— START GIVEN INFORMATION —
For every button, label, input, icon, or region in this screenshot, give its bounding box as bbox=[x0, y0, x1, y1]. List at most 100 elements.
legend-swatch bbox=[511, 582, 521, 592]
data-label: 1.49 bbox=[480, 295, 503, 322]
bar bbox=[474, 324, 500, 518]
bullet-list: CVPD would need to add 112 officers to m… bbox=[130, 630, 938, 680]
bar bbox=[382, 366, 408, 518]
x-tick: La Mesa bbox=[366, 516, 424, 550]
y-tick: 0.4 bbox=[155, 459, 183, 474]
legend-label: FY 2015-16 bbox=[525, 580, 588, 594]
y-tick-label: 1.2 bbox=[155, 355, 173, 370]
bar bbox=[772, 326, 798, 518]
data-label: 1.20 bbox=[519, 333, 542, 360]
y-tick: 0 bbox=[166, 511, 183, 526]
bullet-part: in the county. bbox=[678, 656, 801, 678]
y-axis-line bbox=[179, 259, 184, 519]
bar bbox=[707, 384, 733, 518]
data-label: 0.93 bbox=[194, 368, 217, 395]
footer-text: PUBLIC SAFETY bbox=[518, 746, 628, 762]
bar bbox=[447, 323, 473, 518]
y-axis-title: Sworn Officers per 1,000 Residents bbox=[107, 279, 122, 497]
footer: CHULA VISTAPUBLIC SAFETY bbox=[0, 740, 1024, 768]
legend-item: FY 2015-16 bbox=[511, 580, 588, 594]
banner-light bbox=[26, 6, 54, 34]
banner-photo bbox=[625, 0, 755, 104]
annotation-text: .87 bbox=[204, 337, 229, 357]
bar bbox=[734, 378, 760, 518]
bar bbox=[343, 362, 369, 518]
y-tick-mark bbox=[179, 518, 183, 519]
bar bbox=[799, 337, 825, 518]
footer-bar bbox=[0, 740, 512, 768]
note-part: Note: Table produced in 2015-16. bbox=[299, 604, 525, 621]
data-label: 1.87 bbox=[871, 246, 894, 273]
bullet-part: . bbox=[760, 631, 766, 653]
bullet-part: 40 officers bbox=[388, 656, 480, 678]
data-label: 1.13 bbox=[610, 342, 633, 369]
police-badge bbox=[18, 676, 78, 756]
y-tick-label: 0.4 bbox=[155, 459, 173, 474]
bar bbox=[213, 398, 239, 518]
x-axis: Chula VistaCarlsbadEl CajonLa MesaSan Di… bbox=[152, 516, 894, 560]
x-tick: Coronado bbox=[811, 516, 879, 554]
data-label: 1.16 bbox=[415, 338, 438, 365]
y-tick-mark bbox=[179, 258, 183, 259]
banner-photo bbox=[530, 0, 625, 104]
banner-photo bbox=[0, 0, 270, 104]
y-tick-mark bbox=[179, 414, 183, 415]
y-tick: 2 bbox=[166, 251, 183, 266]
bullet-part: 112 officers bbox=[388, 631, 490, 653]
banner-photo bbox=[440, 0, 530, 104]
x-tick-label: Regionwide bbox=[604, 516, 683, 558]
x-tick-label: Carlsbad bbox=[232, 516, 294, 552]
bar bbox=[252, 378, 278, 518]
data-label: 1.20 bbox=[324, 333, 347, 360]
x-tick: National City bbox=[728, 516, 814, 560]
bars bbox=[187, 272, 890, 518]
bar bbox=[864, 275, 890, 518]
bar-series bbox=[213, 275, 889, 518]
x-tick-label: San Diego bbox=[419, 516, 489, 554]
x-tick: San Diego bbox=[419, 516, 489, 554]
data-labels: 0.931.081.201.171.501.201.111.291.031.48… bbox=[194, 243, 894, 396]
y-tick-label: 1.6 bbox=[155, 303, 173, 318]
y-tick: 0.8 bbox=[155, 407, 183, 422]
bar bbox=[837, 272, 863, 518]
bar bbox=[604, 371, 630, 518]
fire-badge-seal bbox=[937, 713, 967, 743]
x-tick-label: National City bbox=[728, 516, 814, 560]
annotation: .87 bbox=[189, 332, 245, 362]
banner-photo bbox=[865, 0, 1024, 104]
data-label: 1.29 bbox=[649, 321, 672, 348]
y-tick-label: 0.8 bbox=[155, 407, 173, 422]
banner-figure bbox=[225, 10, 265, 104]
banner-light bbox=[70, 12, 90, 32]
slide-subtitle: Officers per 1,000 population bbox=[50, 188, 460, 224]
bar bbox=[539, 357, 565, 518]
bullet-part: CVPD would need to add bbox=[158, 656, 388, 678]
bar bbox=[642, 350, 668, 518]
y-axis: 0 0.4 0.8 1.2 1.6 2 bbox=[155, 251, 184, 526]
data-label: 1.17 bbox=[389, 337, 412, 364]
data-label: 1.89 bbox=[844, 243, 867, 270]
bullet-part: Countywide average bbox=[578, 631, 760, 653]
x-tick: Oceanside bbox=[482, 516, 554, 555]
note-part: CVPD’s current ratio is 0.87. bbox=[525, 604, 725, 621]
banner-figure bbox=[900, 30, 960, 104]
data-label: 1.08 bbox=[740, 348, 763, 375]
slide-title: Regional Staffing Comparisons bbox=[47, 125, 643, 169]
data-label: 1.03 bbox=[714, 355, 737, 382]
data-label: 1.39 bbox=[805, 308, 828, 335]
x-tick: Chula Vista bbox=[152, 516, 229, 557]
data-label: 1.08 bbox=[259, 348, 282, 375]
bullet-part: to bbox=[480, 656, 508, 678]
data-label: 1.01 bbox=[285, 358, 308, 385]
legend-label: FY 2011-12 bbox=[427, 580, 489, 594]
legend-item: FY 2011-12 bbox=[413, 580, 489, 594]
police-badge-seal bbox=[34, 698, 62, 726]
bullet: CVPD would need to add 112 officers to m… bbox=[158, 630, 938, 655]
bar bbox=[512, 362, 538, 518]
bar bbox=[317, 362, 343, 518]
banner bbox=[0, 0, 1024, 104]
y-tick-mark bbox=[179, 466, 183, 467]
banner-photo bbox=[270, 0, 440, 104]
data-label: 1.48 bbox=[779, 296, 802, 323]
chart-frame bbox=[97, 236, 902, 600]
— END GIVEN INFORMATION —
--- WHAT THE TASK ASKS ---
Please copy the records above line for line, with no changes.

--- ANSWER FOR THE TASK ---
For every button, label, input, icon, or region in this screenshot, give its bounding box as bbox=[x0, y0, x1, y1]. List at most 100 elements.
legend-swatch bbox=[511, 582, 521, 592]
data-label: 1.49 bbox=[480, 295, 503, 322]
bar bbox=[474, 324, 500, 518]
bullet-list: CVPD would need to add 112 officers to m… bbox=[130, 630, 938, 680]
bar bbox=[382, 366, 408, 518]
x-tick: La Mesa bbox=[366, 516, 424, 550]
y-tick: 0.4 bbox=[155, 459, 183, 474]
legend-label: FY 2015-16 bbox=[525, 580, 588, 594]
y-tick-label: 1.2 bbox=[155, 355, 173, 370]
bar bbox=[772, 326, 798, 518]
data-label: 1.20 bbox=[519, 333, 542, 360]
y-tick: 0 bbox=[166, 511, 183, 526]
bullet-part: in the county. bbox=[678, 656, 801, 678]
y-axis-line bbox=[179, 259, 184, 519]
bar bbox=[707, 384, 733, 518]
data-label: 0.93 bbox=[194, 368, 217, 395]
footer-text: PUBLIC SAFETY bbox=[518, 746, 628, 762]
bar bbox=[447, 323, 473, 518]
y-axis-title: Sworn Officers per 1,000 Residents bbox=[107, 279, 122, 497]
footer: CHULA VISTAPUBLIC SAFETY bbox=[0, 740, 1024, 768]
legend-item: FY 2015-16 bbox=[511, 580, 588, 594]
banner-light bbox=[26, 6, 54, 34]
banner-photo bbox=[625, 0, 755, 104]
annotation-text: .87 bbox=[204, 337, 229, 357]
bar bbox=[734, 378, 760, 518]
bar bbox=[343, 362, 369, 518]
y-tick-mark bbox=[179, 518, 183, 519]
bar bbox=[799, 337, 825, 518]
footer-bar bbox=[0, 740, 512, 768]
note-part: Note: Table produced in 2015-16. bbox=[299, 604, 525, 621]
data-label: 1.87 bbox=[871, 246, 894, 273]
bullet-part: . bbox=[760, 631, 766, 653]
bullet-part: 40 officers bbox=[388, 656, 480, 678]
data-label: 1.13 bbox=[610, 342, 633, 369]
police-badge bbox=[18, 676, 78, 756]
y-tick-label: 0.4 bbox=[155, 459, 173, 474]
bar bbox=[213, 398, 239, 518]
x-axis: Chula VistaCarlsbadEl CajonLa MesaSan Di… bbox=[152, 516, 894, 560]
x-tick: Coronado bbox=[811, 516, 879, 554]
data-label: 1.16 bbox=[415, 338, 438, 365]
y-tick-mark bbox=[179, 258, 183, 259]
banner-photo bbox=[530, 0, 625, 104]
banner-photo bbox=[0, 0, 270, 104]
y-tick-mark bbox=[179, 414, 183, 415]
y-tick: 2 bbox=[166, 251, 183, 266]
bullet-part: 112 officers bbox=[388, 631, 490, 653]
banner-photo bbox=[440, 0, 530, 104]
x-tick-label: Regionwide bbox=[604, 516, 683, 558]
x-tick-label: Carlsbad bbox=[232, 516, 294, 552]
bar bbox=[252, 378, 278, 518]
data-label: 1.20 bbox=[324, 333, 347, 360]
x-tick: National City bbox=[728, 516, 814, 560]
bars bbox=[187, 272, 890, 518]
bar bbox=[864, 275, 890, 518]
bar-series bbox=[213, 275, 889, 518]
x-tick-label: San Diego bbox=[419, 516, 489, 554]
x-tick: San Diego bbox=[419, 516, 489, 554]
data-labels: 0.931.081.201.171.501.201.111.291.031.48… bbox=[194, 243, 894, 396]
y-tick-label: 1.6 bbox=[155, 303, 173, 318]
y-tick: 0.8 bbox=[155, 407, 183, 422]
bar bbox=[837, 272, 863, 518]
bar bbox=[604, 371, 630, 518]
fire-badge-seal bbox=[937, 713, 967, 743]
x-tick-label: National City bbox=[728, 516, 814, 560]
annotation: .87 bbox=[189, 332, 245, 362]
banner-photo bbox=[865, 0, 1024, 104]
data-label: 1.29 bbox=[649, 321, 672, 348]
y-tick-label: 0.8 bbox=[155, 407, 173, 422]
banner-figure bbox=[225, 10, 265, 104]
banner-light bbox=[70, 12, 90, 32]
slide-subtitle: Officers per 1,000 population bbox=[50, 188, 460, 224]
bar bbox=[539, 357, 565, 518]
bullet-part: CVPD would need to add bbox=[158, 656, 388, 678]
bar bbox=[642, 350, 668, 518]
y-axis: 0 0.4 0.8 1.2 1.6 2 bbox=[155, 251, 184, 526]
data-label: 1.17 bbox=[389, 337, 412, 364]
data-label: 1.89 bbox=[844, 243, 867, 270]
bullet-part: Countywide average bbox=[578, 631, 760, 653]
x-tick: Oceanside bbox=[482, 516, 554, 555]
note-part: CVPD’s current ratio is 0.87. bbox=[525, 604, 725, 621]
banner-figure bbox=[900, 30, 960, 104]
data-label: 1.08 bbox=[740, 348, 763, 375]
slide-title: Regional Staffing Comparisons bbox=[47, 125, 643, 169]
data-label: 1.03 bbox=[714, 355, 737, 382]
data-label: 1.39 bbox=[805, 308, 828, 335]
x-tick: Chula Vista bbox=[152, 516, 229, 557]
data-label: 1.08 bbox=[259, 348, 282, 375]
bullet-part: to bbox=[480, 656, 508, 678]
data-label: 1.01 bbox=[285, 358, 308, 385]
legend-label: FY 2011-12 bbox=[427, 580, 489, 594]
legend-item: FY 2011-12 bbox=[413, 580, 489, 594]
police-badge-seal bbox=[34, 698, 62, 726]
bullet: CVPD would need to add 112 officers to m… bbox=[158, 630, 938, 655]
bar bbox=[512, 362, 538, 518]
bar bbox=[317, 362, 343, 518]
banner bbox=[0, 0, 1024, 104]
y-tick-mark bbox=[179, 466, 183, 467]
banner-photo bbox=[270, 0, 440, 104]
data-label: 1.48 bbox=[779, 296, 802, 323]
chart-frame bbox=[97, 236, 902, 600]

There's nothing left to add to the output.